START Material

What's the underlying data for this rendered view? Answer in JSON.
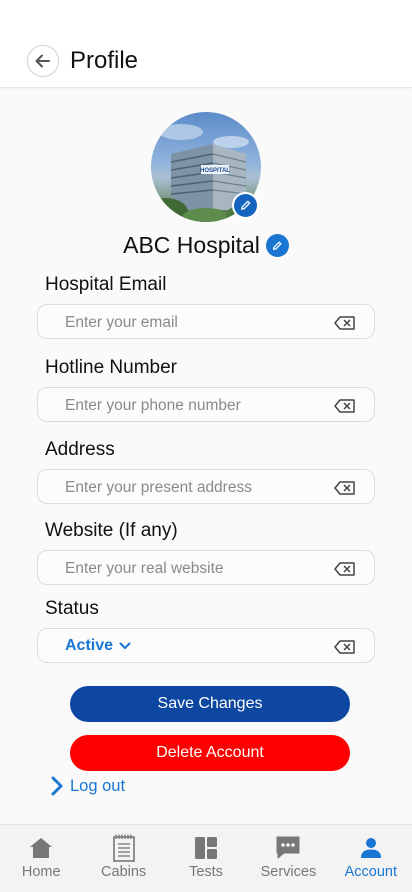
{
  "header": {
    "title": "Profile"
  },
  "profile": {
    "name": "ABC Hospital",
    "building_sign": "HOSPITAL"
  },
  "fields": [
    {
      "label": "Hospital Email",
      "placeholder": "Enter your email"
    },
    {
      "label": "Hotline Number",
      "placeholder": "Enter your phone number"
    },
    {
      "label": "Address",
      "placeholder": "Enter your present address"
    },
    {
      "label": "Website (If any)",
      "placeholder": "Enter your real website"
    }
  ],
  "status": {
    "label": "Status",
    "value": "Active"
  },
  "actions": {
    "save_label": "Save Changes",
    "delete_label": "Delete Account",
    "logout_label": "Log out"
  },
  "nav": {
    "items": [
      {
        "label": "Home",
        "icon": "home-icon"
      },
      {
        "label": "Cabins",
        "icon": "cabins-icon"
      },
      {
        "label": "Tests",
        "icon": "tests-icon"
      },
      {
        "label": "Services",
        "icon": "services-icon"
      },
      {
        "label": "Account",
        "icon": "account-icon"
      }
    ],
    "active": "Account"
  },
  "colors": {
    "accent": "#1976d2",
    "save": "#0d47a1",
    "delete": "#ff0000",
    "nav_inactive": "#777777"
  }
}
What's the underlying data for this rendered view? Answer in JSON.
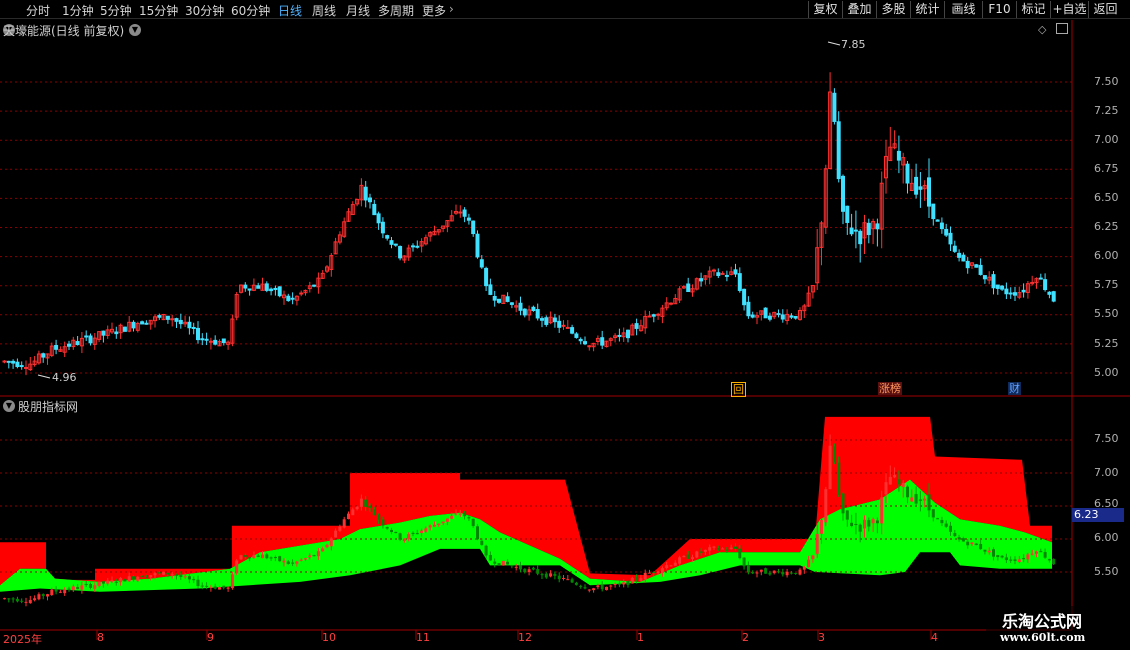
{
  "toolbar": {
    "periods": [
      "分时",
      "1分钟",
      "5分钟",
      "15分钟",
      "30分钟",
      "60分钟",
      "日线",
      "周线",
      "月线",
      "多周期",
      "更多"
    ],
    "active_period": "日线",
    "tools": [
      "复权",
      "叠加",
      "多股",
      "统计",
      "画线",
      "F10",
      "标记",
      "+自选",
      "返回"
    ]
  },
  "main_panel": {
    "title": "天壕能源(日线 前复权)",
    "high_marker": "7.85",
    "low_marker": "4.96",
    "y_ticks": [
      "7.50",
      "7.25",
      "7.00",
      "6.75",
      "6.50",
      "6.25",
      "6.00",
      "5.75",
      "5.50",
      "5.25",
      "5.00"
    ],
    "badges": [
      {
        "text": "回",
        "color": "#ffb000"
      },
      {
        "text": "涨榜",
        "color": "#ff8040"
      },
      {
        "text": "财",
        "color": "#4080ff"
      }
    ]
  },
  "indicator_panel": {
    "title": "股朋指标网",
    "y_ticks": [
      "7.50",
      "7.00",
      "6.50",
      "6.00",
      "5.50"
    ],
    "price_tag": "6.23"
  },
  "x_axis": {
    "labels": [
      "2025年",
      "8",
      "9",
      "10",
      "11",
      "12",
      "1",
      "2",
      "3",
      "4"
    ]
  },
  "watermark": {
    "title": "乐淘公式网",
    "url": "www.60lt.com"
  },
  "colors": {
    "up": "#ff3030",
    "down": "#40e0ff",
    "band_red": "#ff0000",
    "band_green": "#00ff00",
    "grid": "#8a0000",
    "active": "#4fb3ff"
  },
  "chart_data": {
    "type": "candlestick",
    "price_range": [
      4.96,
      7.85
    ],
    "high": 7.85,
    "low": 4.96,
    "last": 6.23
  }
}
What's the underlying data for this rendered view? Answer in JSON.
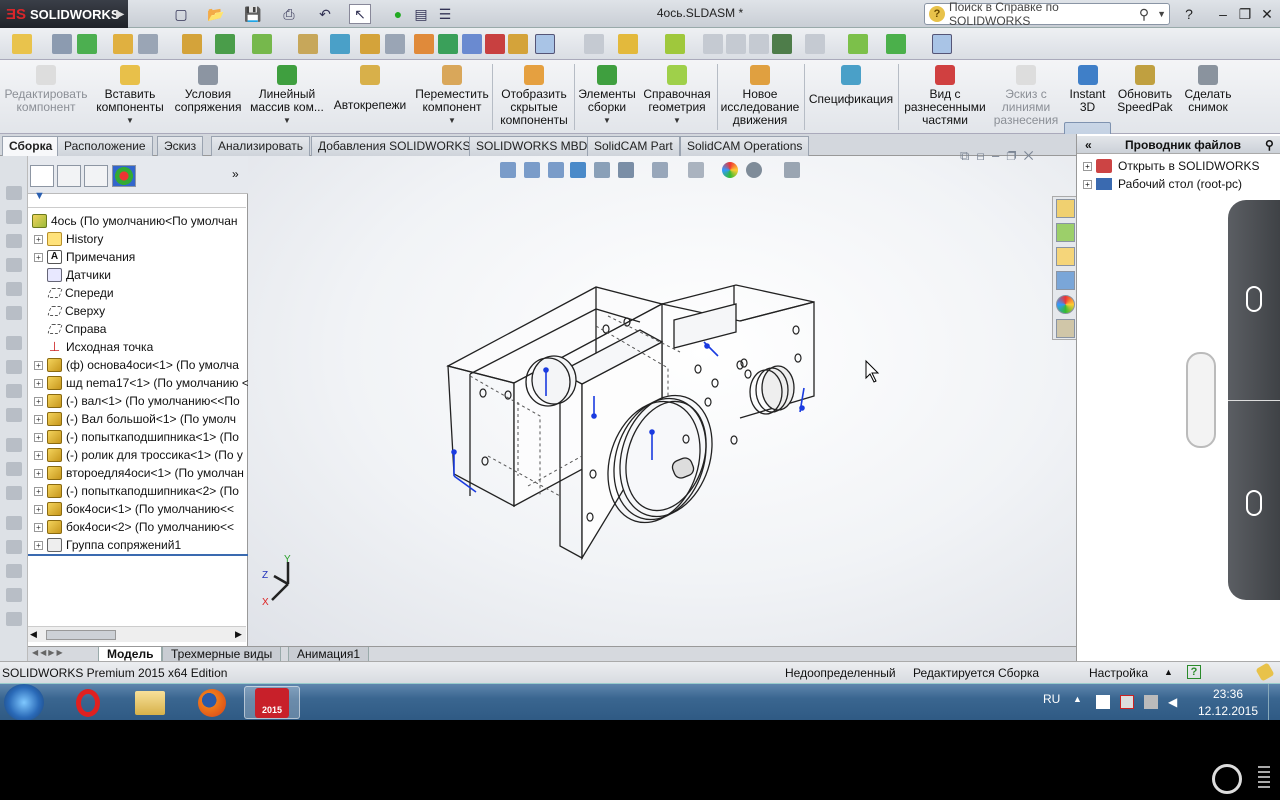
{
  "app": {
    "logo_text": "SOLIDWORKS",
    "doc_title": "4ось.SLDASM *"
  },
  "help_search": {
    "placeholder": "Поиск в Справке по SOLIDWORKS"
  },
  "ribbon": {
    "buttons": [
      {
        "label": "Редактировать компонент",
        "disabled": true
      },
      {
        "label": "Вставить компоненты"
      },
      {
        "label": "Условия сопряжения"
      },
      {
        "label": "Линейный массив ком..."
      },
      {
        "label": "Автокрепежи"
      },
      {
        "label": "Переместить компонент"
      },
      {
        "label": "Отобразить скрытые компоненты"
      },
      {
        "label": "Элементы сборки"
      },
      {
        "label": "Справочная геометрия"
      },
      {
        "label": "Новое исследование движения"
      },
      {
        "label": "Спецификация"
      },
      {
        "label": "Вид с разнесенными частями"
      },
      {
        "label": "Эскиз с линиями разнесения",
        "disabled": true
      },
      {
        "label": "Instant 3D",
        "active": true
      },
      {
        "label": "Обновить SpeedPak"
      },
      {
        "label": "Сделать снимок"
      }
    ]
  },
  "tabs": [
    "Сборка",
    "Расположение",
    "Эскиз",
    "Анализировать",
    "Добавления SOLIDWORKS",
    "SOLIDWORKS MBD",
    "SolidCAM Part",
    "SolidCAM Operations"
  ],
  "tree": {
    "root": "4ось  (По умолчанию<По умолчан",
    "items": [
      {
        "label": "History",
        "icon": "folder",
        "expand": true
      },
      {
        "label": "Примечания",
        "icon": "note",
        "expand": true
      },
      {
        "label": "Датчики",
        "icon": "sensor",
        "expand": false
      },
      {
        "label": "Спереди",
        "icon": "plane",
        "expand": false
      },
      {
        "label": "Сверху",
        "icon": "plane",
        "expand": false
      },
      {
        "label": "Справа",
        "icon": "plane",
        "expand": false
      },
      {
        "label": "Исходная точка",
        "icon": "origin",
        "expand": false
      },
      {
        "label": "(ф) основа4оси<1> (По умолча",
        "icon": "part",
        "expand": true
      },
      {
        "label": "шд nema17<1> (По умолчанию <",
        "icon": "part",
        "expand": true
      },
      {
        "label": "(-) вал<1> (По умолчанию<<По",
        "icon": "part",
        "expand": true
      },
      {
        "label": "(-) Вал большой<1> (По умолч",
        "icon": "part",
        "expand": true
      },
      {
        "label": "(-) попыткаподшипника<1> (По",
        "icon": "part",
        "expand": true
      },
      {
        "label": "(-) ролик для троссика<1> (По у",
        "icon": "part",
        "expand": true
      },
      {
        "label": "второедля4оси<1> (По умолчан",
        "icon": "part",
        "expand": true
      },
      {
        "label": "(-) попыткаподшипника<2> (По",
        "icon": "part",
        "expand": true
      },
      {
        "label": "бок4оси<1> (По умолчанию<<",
        "icon": "part",
        "expand": true
      },
      {
        "label": "бок4оси<2> (По умолчанию<<",
        "icon": "part",
        "expand": true
      },
      {
        "label": "Группа сопряжений1",
        "icon": "mates",
        "expand": true
      }
    ]
  },
  "bottom_tabs": [
    "Модель",
    "Трехмерные виды",
    "Анимация1"
  ],
  "right_panel": {
    "title": "Проводник файлов",
    "items": [
      "Открыть в SOLIDWORKS",
      "Рабочий стол (root-pc)"
    ]
  },
  "status": {
    "edition": "SOLIDWORKS Premium 2015 x64 Edition",
    "state": "Недоопределенный",
    "editing": "Редактируется Сборка",
    "settings": "Настройка",
    "help": "?"
  },
  "taskbar": {
    "lang": "RU",
    "time": "23:36",
    "date": "12.12.2015",
    "sw_badge": "2015"
  },
  "triad": {
    "x": "X",
    "y": "Y",
    "z": "Z"
  }
}
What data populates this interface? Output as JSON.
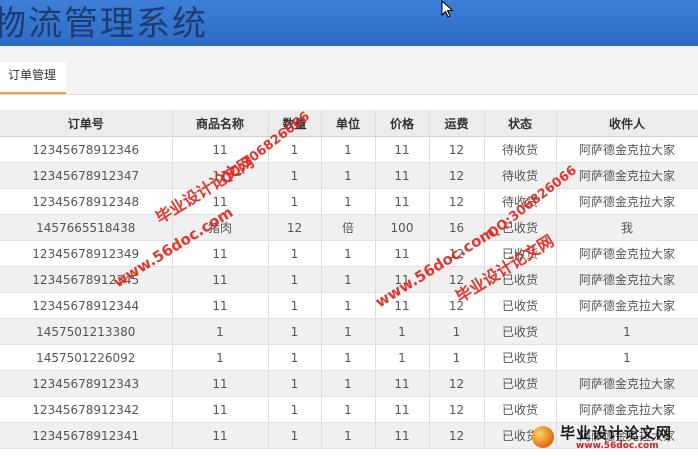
{
  "app": {
    "title": "物流管理系统"
  },
  "tabs": [
    {
      "label": "订单管理"
    }
  ],
  "table": {
    "columns": [
      "订单号",
      "商品名称",
      "数量",
      "单位",
      "价格",
      "运费",
      "状态",
      "收件人"
    ],
    "rows": [
      [
        "12345678912346",
        "11",
        "1",
        "1",
        "11",
        "12",
        "待收货",
        "阿萨德金克拉大家"
      ],
      [
        "12345678912347",
        "11",
        "1",
        "1",
        "11",
        "12",
        "待收货",
        "阿萨德金克拉大家"
      ],
      [
        "12345678912348",
        "11",
        "1",
        "1",
        "11",
        "12",
        "待收货",
        "阿萨德金克拉大家"
      ],
      [
        "1457665518438",
        "猪肉",
        "12",
        "倍",
        "100",
        "16",
        "已收货",
        "我"
      ],
      [
        "12345678912349",
        "11",
        "1",
        "1",
        "11",
        "12",
        "已收货",
        "阿萨德金克拉大家"
      ],
      [
        "12345678912345",
        "11",
        "1",
        "1",
        "11",
        "12",
        "已收货",
        "阿萨德金克拉大家"
      ],
      [
        "12345678912344",
        "11",
        "1",
        "1",
        "11",
        "12",
        "已收货",
        "阿萨德金克拉大家"
      ],
      [
        "1457501213380",
        "1",
        "1",
        "1",
        "1",
        "1",
        "已收货",
        "1"
      ],
      [
        "1457501226092",
        "1",
        "1",
        "1",
        "1",
        "1",
        "已收货",
        "1"
      ],
      [
        "12345678912343",
        "11",
        "1",
        "1",
        "11",
        "12",
        "已收货",
        "阿萨德金克拉大家"
      ],
      [
        "12345678912342",
        "11",
        "1",
        "1",
        "11",
        "12",
        "已收货",
        "阿萨德金克拉大家"
      ],
      [
        "12345678912341",
        "11",
        "1",
        "1",
        "11",
        "12",
        "已收货",
        "阿萨德金克拉大家"
      ]
    ]
  },
  "watermarks": {
    "site_name": "毕业设计论文网",
    "url": "www.56doc.com",
    "qq": "QQ:306826066",
    "logo_url": "www.56doc.com"
  },
  "colors": {
    "header_bg": "#2d6cc6",
    "tab_accent": "#e2a44a",
    "watermark": "#e0281e"
  }
}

END Material

Report only the number of lines in the records that include the word "your".

4